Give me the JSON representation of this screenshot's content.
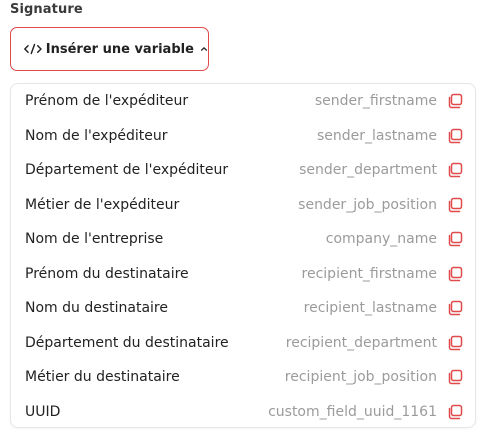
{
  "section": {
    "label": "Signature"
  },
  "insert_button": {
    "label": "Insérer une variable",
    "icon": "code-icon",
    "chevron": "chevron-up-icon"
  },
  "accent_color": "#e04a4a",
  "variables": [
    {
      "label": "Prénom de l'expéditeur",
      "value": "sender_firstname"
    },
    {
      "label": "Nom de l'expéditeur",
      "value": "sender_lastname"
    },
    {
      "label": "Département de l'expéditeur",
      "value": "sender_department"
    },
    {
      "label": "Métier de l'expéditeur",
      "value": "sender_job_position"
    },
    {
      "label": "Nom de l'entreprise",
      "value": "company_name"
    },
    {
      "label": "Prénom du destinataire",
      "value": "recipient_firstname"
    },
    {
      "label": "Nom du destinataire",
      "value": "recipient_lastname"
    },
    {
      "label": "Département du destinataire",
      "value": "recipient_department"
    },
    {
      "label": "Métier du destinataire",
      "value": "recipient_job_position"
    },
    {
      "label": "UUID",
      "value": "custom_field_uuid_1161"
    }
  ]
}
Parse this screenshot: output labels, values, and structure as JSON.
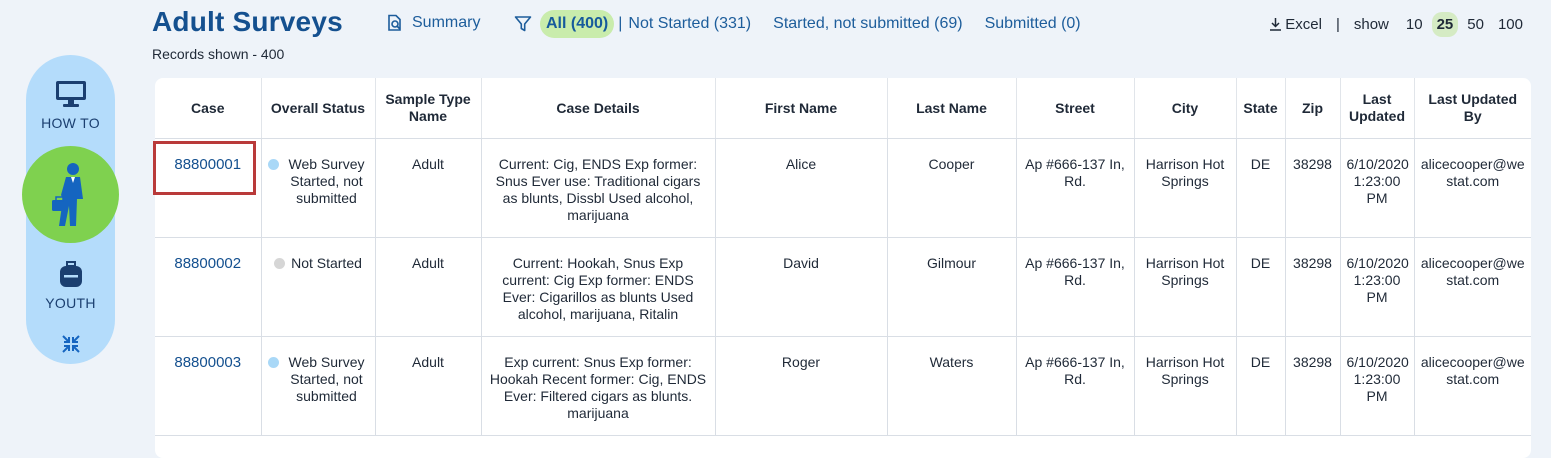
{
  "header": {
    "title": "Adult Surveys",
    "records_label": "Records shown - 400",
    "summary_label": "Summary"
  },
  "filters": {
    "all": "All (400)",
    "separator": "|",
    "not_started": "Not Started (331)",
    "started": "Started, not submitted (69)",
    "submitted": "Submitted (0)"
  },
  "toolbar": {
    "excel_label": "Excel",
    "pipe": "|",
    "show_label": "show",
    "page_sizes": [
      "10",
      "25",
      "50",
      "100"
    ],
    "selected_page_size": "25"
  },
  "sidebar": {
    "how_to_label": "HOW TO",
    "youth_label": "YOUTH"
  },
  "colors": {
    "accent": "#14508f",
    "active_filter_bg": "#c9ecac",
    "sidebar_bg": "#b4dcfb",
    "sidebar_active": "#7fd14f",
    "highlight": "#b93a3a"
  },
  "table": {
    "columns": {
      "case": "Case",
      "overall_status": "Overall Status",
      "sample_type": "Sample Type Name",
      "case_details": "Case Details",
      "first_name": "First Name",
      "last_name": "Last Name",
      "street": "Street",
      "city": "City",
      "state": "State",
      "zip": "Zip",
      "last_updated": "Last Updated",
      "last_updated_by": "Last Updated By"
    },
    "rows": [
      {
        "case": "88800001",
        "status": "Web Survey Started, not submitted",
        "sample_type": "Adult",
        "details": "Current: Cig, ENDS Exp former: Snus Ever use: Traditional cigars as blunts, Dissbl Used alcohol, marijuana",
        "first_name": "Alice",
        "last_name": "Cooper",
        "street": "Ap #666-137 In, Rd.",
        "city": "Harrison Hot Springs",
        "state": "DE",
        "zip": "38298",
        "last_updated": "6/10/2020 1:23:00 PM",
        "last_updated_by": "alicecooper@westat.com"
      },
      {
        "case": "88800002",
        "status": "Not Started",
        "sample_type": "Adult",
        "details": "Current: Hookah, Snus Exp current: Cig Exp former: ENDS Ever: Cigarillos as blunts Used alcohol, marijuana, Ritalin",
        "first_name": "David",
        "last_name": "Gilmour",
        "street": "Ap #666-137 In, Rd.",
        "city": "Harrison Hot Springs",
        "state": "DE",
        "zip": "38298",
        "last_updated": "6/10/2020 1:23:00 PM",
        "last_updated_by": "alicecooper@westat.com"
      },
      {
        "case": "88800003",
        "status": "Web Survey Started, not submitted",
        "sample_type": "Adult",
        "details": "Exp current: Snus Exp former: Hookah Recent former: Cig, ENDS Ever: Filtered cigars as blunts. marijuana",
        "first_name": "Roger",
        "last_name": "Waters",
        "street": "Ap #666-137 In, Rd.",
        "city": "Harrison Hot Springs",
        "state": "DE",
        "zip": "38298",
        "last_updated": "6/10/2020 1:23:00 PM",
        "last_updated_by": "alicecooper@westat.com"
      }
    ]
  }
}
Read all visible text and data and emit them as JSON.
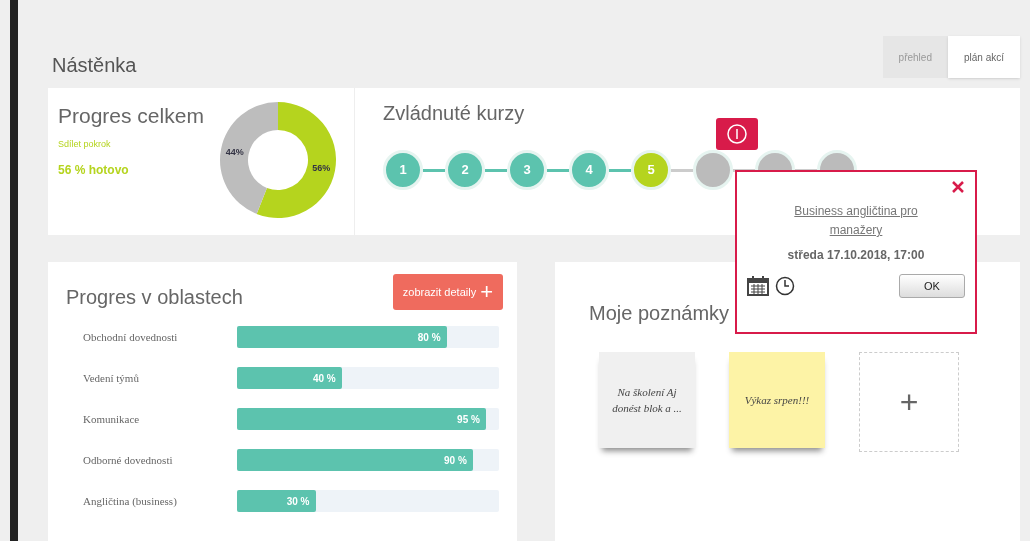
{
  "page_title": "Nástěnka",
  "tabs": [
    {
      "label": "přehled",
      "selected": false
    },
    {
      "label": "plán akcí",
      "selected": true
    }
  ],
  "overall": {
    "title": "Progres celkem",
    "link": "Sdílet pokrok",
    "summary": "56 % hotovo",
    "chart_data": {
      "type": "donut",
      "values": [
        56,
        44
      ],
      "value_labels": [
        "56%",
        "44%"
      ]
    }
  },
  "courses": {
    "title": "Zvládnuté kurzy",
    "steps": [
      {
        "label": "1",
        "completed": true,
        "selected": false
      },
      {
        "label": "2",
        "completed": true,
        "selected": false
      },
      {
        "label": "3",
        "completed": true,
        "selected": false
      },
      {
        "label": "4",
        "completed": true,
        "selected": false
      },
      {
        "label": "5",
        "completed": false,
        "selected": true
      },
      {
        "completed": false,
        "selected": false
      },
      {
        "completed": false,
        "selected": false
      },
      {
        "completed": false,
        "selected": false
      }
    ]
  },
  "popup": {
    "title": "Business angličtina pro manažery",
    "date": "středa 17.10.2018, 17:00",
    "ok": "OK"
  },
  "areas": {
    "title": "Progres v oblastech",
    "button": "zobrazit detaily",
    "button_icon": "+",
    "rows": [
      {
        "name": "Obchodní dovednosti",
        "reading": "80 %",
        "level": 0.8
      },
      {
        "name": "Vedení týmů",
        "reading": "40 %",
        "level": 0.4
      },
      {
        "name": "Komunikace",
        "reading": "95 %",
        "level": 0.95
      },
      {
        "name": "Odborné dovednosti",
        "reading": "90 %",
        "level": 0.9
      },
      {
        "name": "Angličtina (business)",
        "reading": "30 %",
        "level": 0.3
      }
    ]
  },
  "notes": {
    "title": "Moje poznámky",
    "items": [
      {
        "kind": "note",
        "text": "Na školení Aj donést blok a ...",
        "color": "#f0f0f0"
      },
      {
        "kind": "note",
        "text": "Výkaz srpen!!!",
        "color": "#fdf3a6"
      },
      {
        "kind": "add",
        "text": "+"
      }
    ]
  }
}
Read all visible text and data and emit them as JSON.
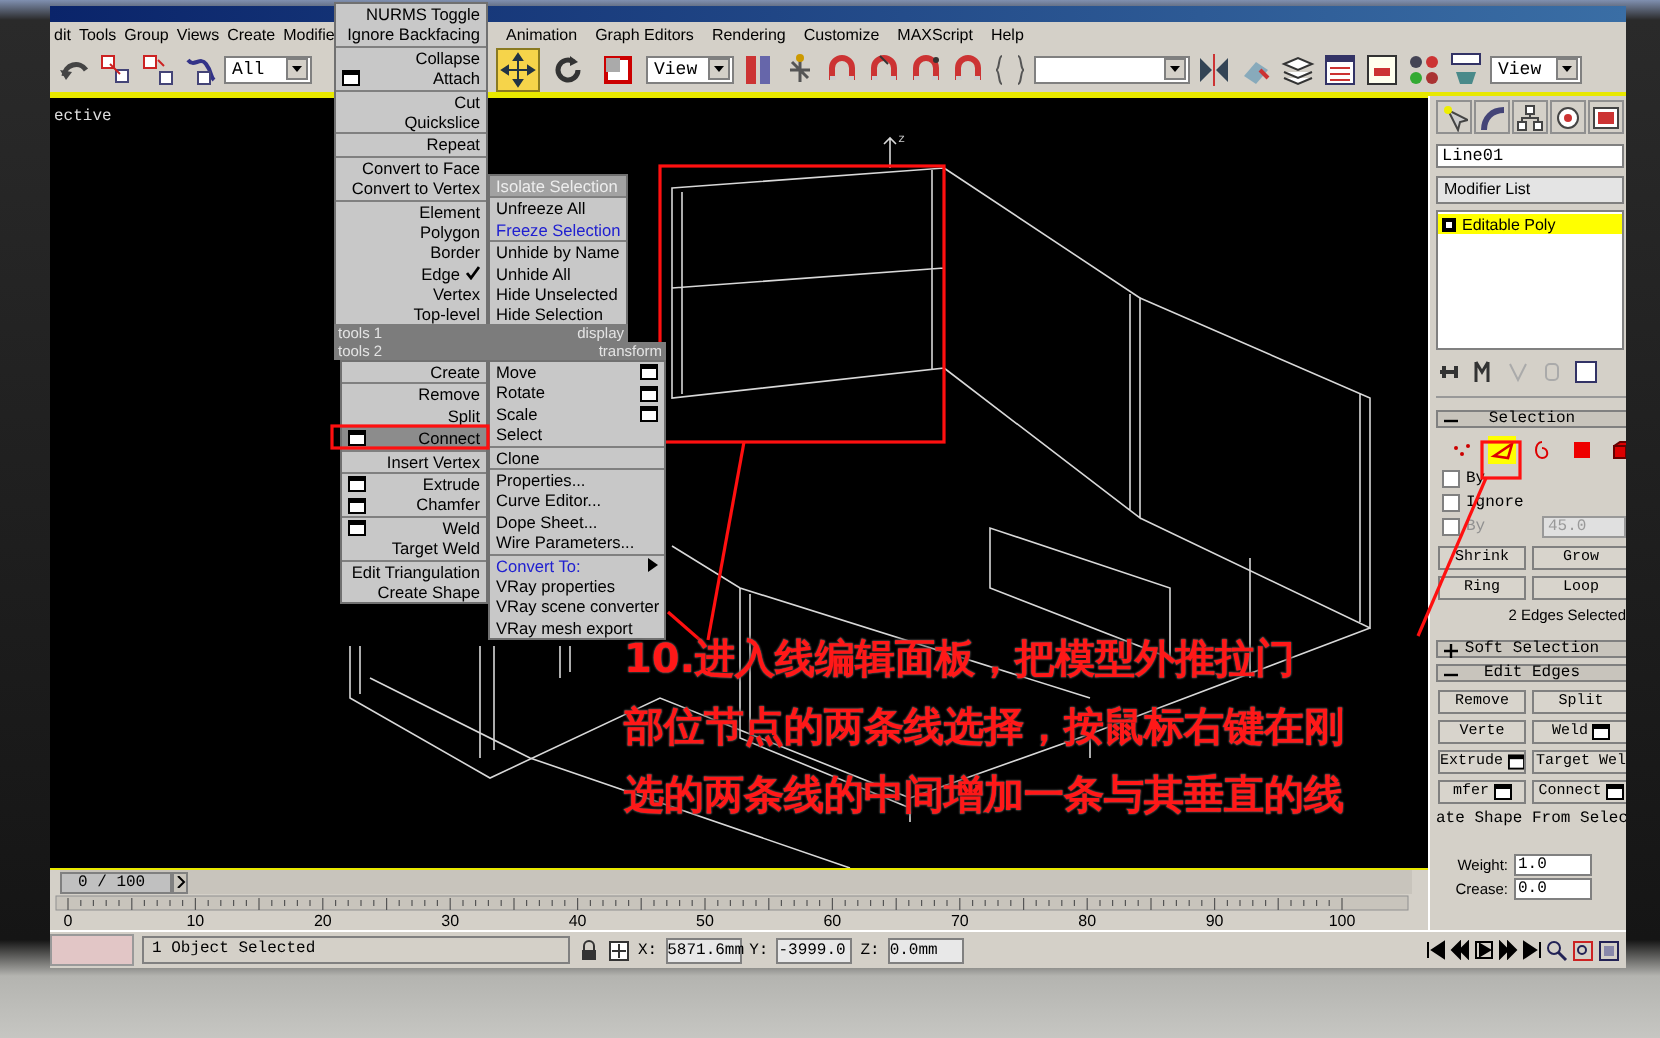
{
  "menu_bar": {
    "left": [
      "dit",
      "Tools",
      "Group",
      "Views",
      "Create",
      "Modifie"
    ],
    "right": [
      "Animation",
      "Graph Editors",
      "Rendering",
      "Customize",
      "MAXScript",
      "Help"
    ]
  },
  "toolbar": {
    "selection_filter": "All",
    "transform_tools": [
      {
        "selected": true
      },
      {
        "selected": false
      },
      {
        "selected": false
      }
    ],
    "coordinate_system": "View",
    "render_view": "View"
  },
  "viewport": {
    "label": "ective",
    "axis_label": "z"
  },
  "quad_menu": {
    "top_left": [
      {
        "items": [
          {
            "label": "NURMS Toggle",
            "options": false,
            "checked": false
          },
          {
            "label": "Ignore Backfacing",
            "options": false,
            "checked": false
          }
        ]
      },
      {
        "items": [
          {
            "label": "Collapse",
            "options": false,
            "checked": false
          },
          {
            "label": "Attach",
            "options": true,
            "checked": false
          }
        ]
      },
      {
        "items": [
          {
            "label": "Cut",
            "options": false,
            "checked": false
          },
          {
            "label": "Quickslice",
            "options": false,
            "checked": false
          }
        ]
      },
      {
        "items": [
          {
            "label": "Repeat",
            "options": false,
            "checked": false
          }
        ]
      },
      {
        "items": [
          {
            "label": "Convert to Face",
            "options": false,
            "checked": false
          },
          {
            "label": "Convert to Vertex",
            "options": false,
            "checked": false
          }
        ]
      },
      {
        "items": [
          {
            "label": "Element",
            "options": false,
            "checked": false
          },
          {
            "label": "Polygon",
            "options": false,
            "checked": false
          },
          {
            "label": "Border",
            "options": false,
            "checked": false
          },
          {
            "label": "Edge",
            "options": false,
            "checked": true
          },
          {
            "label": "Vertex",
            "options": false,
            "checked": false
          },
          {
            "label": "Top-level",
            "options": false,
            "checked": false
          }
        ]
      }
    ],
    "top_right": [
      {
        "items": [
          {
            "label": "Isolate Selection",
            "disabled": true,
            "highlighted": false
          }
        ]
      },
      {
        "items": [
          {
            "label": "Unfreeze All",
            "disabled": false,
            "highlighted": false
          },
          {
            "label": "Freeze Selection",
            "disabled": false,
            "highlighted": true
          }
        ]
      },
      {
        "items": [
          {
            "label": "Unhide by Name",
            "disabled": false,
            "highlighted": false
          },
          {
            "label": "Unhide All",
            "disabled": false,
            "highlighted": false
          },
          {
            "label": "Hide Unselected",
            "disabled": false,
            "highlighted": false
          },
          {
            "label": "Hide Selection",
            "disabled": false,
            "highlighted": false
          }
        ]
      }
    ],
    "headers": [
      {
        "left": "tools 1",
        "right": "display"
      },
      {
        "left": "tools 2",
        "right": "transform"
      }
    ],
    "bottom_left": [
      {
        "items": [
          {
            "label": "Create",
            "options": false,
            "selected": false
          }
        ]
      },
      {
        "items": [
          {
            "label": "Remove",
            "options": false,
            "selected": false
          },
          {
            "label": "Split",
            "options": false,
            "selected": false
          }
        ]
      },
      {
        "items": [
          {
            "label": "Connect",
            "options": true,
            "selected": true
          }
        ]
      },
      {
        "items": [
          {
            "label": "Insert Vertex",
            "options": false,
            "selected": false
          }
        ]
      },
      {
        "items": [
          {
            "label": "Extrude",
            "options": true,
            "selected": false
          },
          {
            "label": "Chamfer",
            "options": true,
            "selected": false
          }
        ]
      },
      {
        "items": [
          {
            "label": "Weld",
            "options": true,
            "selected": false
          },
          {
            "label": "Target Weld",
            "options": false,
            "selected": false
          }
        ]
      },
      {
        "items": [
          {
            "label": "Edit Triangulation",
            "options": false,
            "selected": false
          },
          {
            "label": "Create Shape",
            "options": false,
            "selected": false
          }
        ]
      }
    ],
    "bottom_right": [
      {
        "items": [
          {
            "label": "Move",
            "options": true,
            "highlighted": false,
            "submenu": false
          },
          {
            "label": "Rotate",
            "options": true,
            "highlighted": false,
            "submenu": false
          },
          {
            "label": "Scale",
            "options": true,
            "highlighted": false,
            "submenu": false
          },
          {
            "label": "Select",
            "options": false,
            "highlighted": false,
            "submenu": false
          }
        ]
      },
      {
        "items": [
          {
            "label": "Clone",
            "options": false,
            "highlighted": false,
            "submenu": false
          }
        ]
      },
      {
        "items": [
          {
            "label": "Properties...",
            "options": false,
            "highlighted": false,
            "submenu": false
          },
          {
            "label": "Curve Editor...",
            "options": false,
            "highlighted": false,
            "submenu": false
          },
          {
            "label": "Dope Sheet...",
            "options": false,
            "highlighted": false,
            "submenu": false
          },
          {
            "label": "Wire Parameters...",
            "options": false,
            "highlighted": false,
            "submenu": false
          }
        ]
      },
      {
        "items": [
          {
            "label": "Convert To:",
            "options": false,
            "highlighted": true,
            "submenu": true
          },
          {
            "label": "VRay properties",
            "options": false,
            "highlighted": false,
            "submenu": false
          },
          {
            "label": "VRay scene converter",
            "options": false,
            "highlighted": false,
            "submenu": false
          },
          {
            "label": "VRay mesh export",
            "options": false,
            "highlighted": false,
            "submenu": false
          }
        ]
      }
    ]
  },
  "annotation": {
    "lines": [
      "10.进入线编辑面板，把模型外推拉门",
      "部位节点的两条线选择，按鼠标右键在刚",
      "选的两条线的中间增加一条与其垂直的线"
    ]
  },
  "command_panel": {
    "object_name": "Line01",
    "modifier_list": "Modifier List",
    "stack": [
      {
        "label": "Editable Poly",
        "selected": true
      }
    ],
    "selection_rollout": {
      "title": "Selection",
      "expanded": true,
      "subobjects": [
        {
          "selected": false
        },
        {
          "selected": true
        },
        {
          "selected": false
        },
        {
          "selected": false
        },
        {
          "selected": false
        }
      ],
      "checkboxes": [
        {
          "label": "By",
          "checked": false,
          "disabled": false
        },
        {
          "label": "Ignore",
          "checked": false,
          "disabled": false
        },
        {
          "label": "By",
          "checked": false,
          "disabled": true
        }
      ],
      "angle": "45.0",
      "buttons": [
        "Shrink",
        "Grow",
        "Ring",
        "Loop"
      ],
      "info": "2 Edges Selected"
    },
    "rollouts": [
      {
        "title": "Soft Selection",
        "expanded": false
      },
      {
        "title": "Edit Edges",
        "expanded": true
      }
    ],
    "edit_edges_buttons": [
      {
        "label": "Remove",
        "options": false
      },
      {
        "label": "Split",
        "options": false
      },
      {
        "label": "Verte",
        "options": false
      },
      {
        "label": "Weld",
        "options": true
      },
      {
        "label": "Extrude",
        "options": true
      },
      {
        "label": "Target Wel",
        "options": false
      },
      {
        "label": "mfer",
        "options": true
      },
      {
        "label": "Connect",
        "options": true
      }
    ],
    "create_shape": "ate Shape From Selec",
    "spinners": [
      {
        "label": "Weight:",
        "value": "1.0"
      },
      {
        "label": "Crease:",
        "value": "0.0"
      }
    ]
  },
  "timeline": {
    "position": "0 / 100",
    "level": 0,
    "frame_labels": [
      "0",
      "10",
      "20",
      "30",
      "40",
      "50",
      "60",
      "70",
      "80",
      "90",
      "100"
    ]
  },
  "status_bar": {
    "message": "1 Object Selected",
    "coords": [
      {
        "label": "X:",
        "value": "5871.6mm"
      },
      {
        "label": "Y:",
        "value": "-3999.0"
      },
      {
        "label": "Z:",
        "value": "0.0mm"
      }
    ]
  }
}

☆ ☆ ☆ ☆ ☆ ☆ ☆

— What you have to do —
Show the lines of the material that contain the word "Snus".

— Finished answer —
        "details": "Current: Cig, ENDS Exp former: Snus Ever use: Traditional cigars as blunts, Dissbl Used alcohol, marijuana",
        "details": "Current: Hookah, Snus Exp current: Cig Exp former: ENDS Ever: Cigarillos as blunts Used alcohol, marijuana, Ritalin",
        "details": "Exp current: Snus Exp former: Hookah Recent former: Cig, ENDS Ever: Filtered cigars as blunts. marijuana",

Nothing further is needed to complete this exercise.